_TASK PROMPT_:
Write down each entry again, exactly as it reads.

_ENTRIES SUPPLIED_:
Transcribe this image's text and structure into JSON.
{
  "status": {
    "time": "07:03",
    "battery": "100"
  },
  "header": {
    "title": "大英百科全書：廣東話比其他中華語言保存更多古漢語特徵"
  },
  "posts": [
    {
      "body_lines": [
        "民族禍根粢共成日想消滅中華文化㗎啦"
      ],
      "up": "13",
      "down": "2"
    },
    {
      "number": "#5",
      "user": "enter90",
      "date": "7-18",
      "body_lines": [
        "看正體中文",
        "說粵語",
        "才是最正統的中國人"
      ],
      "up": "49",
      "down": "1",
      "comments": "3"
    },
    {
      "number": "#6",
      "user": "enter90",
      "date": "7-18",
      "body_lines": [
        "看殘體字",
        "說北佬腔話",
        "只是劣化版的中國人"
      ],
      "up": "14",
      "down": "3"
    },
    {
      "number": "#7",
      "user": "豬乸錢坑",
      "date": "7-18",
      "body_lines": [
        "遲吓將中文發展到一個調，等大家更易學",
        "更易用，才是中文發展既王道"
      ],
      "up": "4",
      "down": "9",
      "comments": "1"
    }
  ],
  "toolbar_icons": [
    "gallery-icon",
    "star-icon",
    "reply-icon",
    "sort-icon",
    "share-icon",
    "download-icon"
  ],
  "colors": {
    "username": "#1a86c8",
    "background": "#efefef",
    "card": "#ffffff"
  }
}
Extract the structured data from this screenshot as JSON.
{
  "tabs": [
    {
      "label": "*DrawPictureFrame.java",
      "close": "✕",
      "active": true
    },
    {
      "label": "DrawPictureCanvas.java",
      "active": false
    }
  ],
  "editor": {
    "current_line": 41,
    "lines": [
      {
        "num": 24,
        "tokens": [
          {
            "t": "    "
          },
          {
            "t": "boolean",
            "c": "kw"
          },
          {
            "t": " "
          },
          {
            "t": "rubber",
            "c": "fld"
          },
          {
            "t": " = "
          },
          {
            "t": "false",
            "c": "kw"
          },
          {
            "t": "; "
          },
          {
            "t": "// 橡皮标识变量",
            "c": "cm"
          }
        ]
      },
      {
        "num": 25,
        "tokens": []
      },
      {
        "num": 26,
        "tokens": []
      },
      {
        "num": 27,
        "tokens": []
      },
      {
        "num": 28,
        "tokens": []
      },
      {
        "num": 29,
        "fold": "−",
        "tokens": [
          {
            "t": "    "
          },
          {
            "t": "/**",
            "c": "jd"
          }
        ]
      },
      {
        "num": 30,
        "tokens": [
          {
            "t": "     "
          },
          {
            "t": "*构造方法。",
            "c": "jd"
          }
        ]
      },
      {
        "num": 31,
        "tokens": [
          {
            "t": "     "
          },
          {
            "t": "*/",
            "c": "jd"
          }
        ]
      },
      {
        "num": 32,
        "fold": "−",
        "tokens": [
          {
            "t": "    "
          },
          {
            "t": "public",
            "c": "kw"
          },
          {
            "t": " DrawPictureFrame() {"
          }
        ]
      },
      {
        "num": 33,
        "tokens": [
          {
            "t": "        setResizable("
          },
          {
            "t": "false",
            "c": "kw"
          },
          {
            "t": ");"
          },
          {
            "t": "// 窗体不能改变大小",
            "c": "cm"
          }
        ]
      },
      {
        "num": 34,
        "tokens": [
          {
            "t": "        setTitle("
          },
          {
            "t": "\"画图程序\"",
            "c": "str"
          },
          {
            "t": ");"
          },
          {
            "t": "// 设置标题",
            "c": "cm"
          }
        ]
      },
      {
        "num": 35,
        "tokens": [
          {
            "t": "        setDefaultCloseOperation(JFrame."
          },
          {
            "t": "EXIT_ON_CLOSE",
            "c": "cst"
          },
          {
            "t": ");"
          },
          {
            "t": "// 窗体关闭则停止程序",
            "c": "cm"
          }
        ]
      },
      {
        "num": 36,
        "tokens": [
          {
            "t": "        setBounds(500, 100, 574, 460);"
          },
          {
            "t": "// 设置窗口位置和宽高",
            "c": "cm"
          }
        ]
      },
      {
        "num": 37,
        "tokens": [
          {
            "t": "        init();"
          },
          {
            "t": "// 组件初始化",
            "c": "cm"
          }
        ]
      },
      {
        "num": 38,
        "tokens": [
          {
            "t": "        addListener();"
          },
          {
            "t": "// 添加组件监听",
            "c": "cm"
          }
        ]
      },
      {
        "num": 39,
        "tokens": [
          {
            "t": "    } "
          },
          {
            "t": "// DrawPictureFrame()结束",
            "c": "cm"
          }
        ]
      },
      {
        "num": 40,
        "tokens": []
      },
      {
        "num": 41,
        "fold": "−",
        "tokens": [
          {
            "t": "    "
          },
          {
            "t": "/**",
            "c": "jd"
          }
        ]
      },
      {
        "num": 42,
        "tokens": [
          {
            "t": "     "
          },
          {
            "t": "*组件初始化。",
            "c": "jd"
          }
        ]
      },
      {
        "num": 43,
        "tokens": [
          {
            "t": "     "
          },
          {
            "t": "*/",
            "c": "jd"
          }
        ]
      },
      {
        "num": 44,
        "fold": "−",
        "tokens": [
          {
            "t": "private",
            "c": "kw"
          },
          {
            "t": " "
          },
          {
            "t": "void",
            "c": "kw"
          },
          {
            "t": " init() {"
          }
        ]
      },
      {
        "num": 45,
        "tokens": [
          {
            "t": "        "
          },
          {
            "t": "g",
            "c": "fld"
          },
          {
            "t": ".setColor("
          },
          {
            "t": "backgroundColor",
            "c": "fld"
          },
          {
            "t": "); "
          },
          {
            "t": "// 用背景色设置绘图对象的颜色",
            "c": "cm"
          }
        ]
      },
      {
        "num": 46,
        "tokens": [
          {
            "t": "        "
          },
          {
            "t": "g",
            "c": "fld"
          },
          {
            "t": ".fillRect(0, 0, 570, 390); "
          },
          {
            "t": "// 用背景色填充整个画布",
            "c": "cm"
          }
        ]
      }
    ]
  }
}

_THE SOLUTION_:
Transcribe this image's text and structure into JSON.
{
  "status": {
    "time": "07:03",
    "battery": "100"
  },
  "header": {
    "title": "大英百科全書：廣東話比其他中華語言保存更多古漢語特徵"
  },
  "posts": [
    {
      "body_lines": [
        "民族禍根粢共成日想消滅中華文化㗎啦"
      ],
      "up": "13",
      "down": "2"
    },
    {
      "number": "#5",
      "user": "enter90",
      "date": "7-18",
      "body_lines": [
        "看正體中文",
        "說粵語",
        "才是最正統的中國人"
      ],
      "up": "49",
      "down": "1",
      "comments": "3"
    },
    {
      "number": "#6",
      "user": "enter90",
      "date": "7-18",
      "body_lines": [
        "看殘體字",
        "說北佬腔話",
        "只是劣化版的中國人"
      ],
      "up": "14",
      "down": "3"
    },
    {
      "number": "#7",
      "user": "豬乸錢坑",
      "date": "7-18",
      "body_lines": [
        "遲吓將中文發展到一個調，等大家更易學",
        "更易用，才是中文發展既王道"
      ],
      "up": "4",
      "down": "9",
      "comments": "1"
    }
  ],
  "toolbar_icons": [
    "gallery-icon",
    "star-icon",
    "reply-icon",
    "sort-icon",
    "share-icon",
    "download-icon"
  ],
  "colors": {
    "username": "#1a86c8",
    "background": "#efefef",
    "card": "#ffffff"
  }
}
Extract the structured data from this screenshot as JSON.
{
  "tabs": [
    {
      "label": "*DrawPictureFrame.java",
      "close": "✕",
      "active": true
    },
    {
      "label": "DrawPictureCanvas.java",
      "active": false
    }
  ],
  "editor": {
    "current_line": 41,
    "lines": [
      {
        "num": 24,
        "tokens": [
          {
            "t": "    "
          },
          {
            "t": "boolean",
            "c": "kw"
          },
          {
            "t": " "
          },
          {
            "t": "rubber",
            "c": "fld"
          },
          {
            "t": " = "
          },
          {
            "t": "false",
            "c": "kw"
          },
          {
            "t": "; "
          },
          {
            "t": "// 橡皮标识变量",
            "c": "cm"
          }
        ]
      },
      {
        "num": 25,
        "tokens": []
      },
      {
        "num": 26,
        "tokens": []
      },
      {
        "num": 27,
        "tokens": []
      },
      {
        "num": 28,
        "tokens": []
      },
      {
        "num": 29,
        "fold": "−",
        "tokens": [
          {
            "t": "    "
          },
          {
            "t": "/**",
            "c": "jd"
          }
        ]
      },
      {
        "num": 30,
        "tokens": [
          {
            "t": "     "
          },
          {
            "t": "*构造方法。",
            "c": "jd"
          }
        ]
      },
      {
        "num": 31,
        "tokens": [
          {
            "t": "     "
          },
          {
            "t": "*/",
            "c": "jd"
          }
        ]
      },
      {
        "num": 32,
        "fold": "−",
        "tokens": [
          {
            "t": "    "
          },
          {
            "t": "public",
            "c": "kw"
          },
          {
            "t": " DrawPictureFrame() {"
          }
        ]
      },
      {
        "num": 33,
        "tokens": [
          {
            "t": "        setResizable("
          },
          {
            "t": "false",
            "c": "kw"
          },
          {
            "t": ");"
          },
          {
            "t": "// 窗体不能改变大小",
            "c": "cm"
          }
        ]
      },
      {
        "num": 34,
        "tokens": [
          {
            "t": "        setTitle("
          },
          {
            "t": "\"画图程序\"",
            "c": "str"
          },
          {
            "t": ");"
          },
          {
            "t": "// 设置标题",
            "c": "cm"
          }
        ]
      },
      {
        "num": 35,
        "tokens": [
          {
            "t": "        setDefaultCloseOperation(JFrame."
          },
          {
            "t": "EXIT_ON_CLOSE",
            "c": "cst"
          },
          {
            "t": ");"
          },
          {
            "t": "// 窗体关闭则停止程序",
            "c": "cm"
          }
        ]
      },
      {
        "num": 36,
        "tokens": [
          {
            "t": "        setBounds(500, 100, 574, 460);"
          },
          {
            "t": "// 设置窗口位置和宽高",
            "c": "cm"
          }
        ]
      },
      {
        "num": 37,
        "tokens": [
          {
            "t": "        init();"
          },
          {
            "t": "// 组件初始化",
            "c": "cm"
          }
        ]
      },
      {
        "num": 38,
        "tokens": [
          {
            "t": "        addListener();"
          },
          {
            "t": "// 添加组件监听",
            "c": "cm"
          }
        ]
      },
      {
        "num": 39,
        "tokens": [
          {
            "t": "    } "
          },
          {
            "t": "// DrawPictureFrame()结束",
            "c": "cm"
          }
        ]
      },
      {
        "num": 40,
        "tokens": []
      },
      {
        "num": 41,
        "fold": "−",
        "tokens": [
          {
            "t": "    "
          },
          {
            "t": "/**",
            "c": "jd"
          }
        ]
      },
      {
        "num": 42,
        "tokens": [
          {
            "t": "     "
          },
          {
            "t": "*组件初始化。",
            "c": "jd"
          }
        ]
      },
      {
        "num": 43,
        "tokens": [
          {
            "t": "     "
          },
          {
            "t": "*/",
            "c": "jd"
          }
        ]
      },
      {
        "num": 44,
        "fold": "−",
        "tokens": [
          {
            "t": "private",
            "c": "kw"
          },
          {
            "t": " "
          },
          {
            "t": "void",
            "c": "kw"
          },
          {
            "t": " init() {"
          }
        ]
      },
      {
        "num": 45,
        "tokens": [
          {
            "t": "        "
          },
          {
            "t": "g",
            "c": "fld"
          },
          {
            "t": ".setColor("
          },
          {
            "t": "backgroundColor",
            "c": "fld"
          },
          {
            "t": "); "
          },
          {
            "t": "// 用背景色设置绘图对象的颜色",
            "c": "cm"
          }
        ]
      },
      {
        "num": 46,
        "tokens": [
          {
            "t": "        "
          },
          {
            "t": "g",
            "c": "fld"
          },
          {
            "t": ".fillRect(0, 0, 570, 390); "
          },
          {
            "t": "// 用背景色填充整个画布",
            "c": "cm"
          }
        ]
      }
    ]
  }
}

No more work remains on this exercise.